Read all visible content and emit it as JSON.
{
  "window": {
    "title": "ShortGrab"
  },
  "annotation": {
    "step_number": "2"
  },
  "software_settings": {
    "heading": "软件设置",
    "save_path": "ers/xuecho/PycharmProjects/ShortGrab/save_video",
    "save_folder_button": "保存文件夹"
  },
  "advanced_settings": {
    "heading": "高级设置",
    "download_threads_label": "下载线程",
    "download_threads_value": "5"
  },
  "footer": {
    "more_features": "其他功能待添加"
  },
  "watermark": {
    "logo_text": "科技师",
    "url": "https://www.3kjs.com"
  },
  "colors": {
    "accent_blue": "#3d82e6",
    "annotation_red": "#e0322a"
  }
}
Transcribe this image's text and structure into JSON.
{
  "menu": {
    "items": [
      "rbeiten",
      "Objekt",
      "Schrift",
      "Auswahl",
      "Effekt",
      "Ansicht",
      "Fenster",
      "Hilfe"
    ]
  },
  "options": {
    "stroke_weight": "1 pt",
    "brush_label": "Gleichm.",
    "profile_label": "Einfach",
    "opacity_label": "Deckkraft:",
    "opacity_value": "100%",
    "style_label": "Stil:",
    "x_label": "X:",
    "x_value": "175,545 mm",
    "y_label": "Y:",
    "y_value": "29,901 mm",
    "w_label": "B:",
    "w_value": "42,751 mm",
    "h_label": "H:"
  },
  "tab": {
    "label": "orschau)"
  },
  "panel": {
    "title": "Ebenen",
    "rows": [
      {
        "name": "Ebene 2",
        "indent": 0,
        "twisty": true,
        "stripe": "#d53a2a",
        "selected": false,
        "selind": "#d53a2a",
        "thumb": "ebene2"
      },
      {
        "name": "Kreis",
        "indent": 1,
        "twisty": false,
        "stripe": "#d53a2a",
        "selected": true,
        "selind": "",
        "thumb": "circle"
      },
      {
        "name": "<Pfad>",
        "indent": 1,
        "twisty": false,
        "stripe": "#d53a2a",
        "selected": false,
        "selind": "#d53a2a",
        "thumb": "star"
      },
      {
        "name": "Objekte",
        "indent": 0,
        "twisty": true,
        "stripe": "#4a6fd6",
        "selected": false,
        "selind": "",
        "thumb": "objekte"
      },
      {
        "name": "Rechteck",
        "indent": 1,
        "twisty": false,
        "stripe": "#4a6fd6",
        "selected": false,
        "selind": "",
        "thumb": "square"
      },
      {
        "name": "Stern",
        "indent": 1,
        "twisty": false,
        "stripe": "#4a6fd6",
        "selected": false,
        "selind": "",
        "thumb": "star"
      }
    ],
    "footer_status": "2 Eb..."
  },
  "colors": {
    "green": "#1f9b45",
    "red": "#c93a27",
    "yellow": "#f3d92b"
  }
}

◆ **Set task**
Take the lines above and retype all of them exactly.

◆ **Output of the task**
Read all visible content and emit it as JSON.
{
  "window": {
    "title": "ShortGrab"
  },
  "annotation": {
    "step_number": "2"
  },
  "software_settings": {
    "heading": "软件设置",
    "save_path": "ers/xuecho/PycharmProjects/ShortGrab/save_video",
    "save_folder_button": "保存文件夹"
  },
  "advanced_settings": {
    "heading": "高级设置",
    "download_threads_label": "下载线程",
    "download_threads_value": "5"
  },
  "footer": {
    "more_features": "其他功能待添加"
  },
  "watermark": {
    "logo_text": "科技师",
    "url": "https://www.3kjs.com"
  },
  "colors": {
    "accent_blue": "#3d82e6",
    "annotation_red": "#e0322a"
  }
}
Transcribe this image's text and structure into JSON.
{
  "menu": {
    "items": [
      "rbeiten",
      "Objekt",
      "Schrift",
      "Auswahl",
      "Effekt",
      "Ansicht",
      "Fenster",
      "Hilfe"
    ]
  },
  "options": {
    "stroke_weight": "1 pt",
    "brush_label": "Gleichm.",
    "profile_label": "Einfach",
    "opacity_label": "Deckkraft:",
    "opacity_value": "100%",
    "style_label": "Stil:",
    "x_label": "X:",
    "x_value": "175,545 mm",
    "y_label": "Y:",
    "y_value": "29,901 mm",
    "w_label": "B:",
    "w_value": "42,751 mm",
    "h_label": "H:"
  },
  "tab": {
    "label": "orschau)"
  },
  "panel": {
    "title": "Ebenen",
    "rows": [
      {
        "name": "Ebene 2",
        "indent": 0,
        "twisty": true,
        "stripe": "#d53a2a",
        "selected": false,
        "selind": "#d53a2a",
        "thumb": "ebene2"
      },
      {
        "name": "Kreis",
        "indent": 1,
        "twisty": false,
        "stripe": "#d53a2a",
        "selected": true,
        "selind": "",
        "thumb": "circle"
      },
      {
        "name": "<Pfad>",
        "indent": 1,
        "twisty": false,
        "stripe": "#d53a2a",
        "selected": false,
        "selind": "#d53a2a",
        "thumb": "star"
      },
      {
        "name": "Objekte",
        "indent": 0,
        "twisty": true,
        "stripe": "#4a6fd6",
        "selected": false,
        "selind": "",
        "thumb": "objekte"
      },
      {
        "name": "Rechteck",
        "indent": 1,
        "twisty": false,
        "stripe": "#4a6fd6",
        "selected": false,
        "selind": "",
        "thumb": "square"
      },
      {
        "name": "Stern",
        "indent": 1,
        "twisty": false,
        "stripe": "#4a6fd6",
        "selected": false,
        "selind": "",
        "thumb": "star"
      }
    ],
    "footer_status": "2 Eb..."
  },
  "colors": {
    "green": "#1f9b45",
    "red": "#c93a27",
    "yellow": "#f3d92b"
  }
}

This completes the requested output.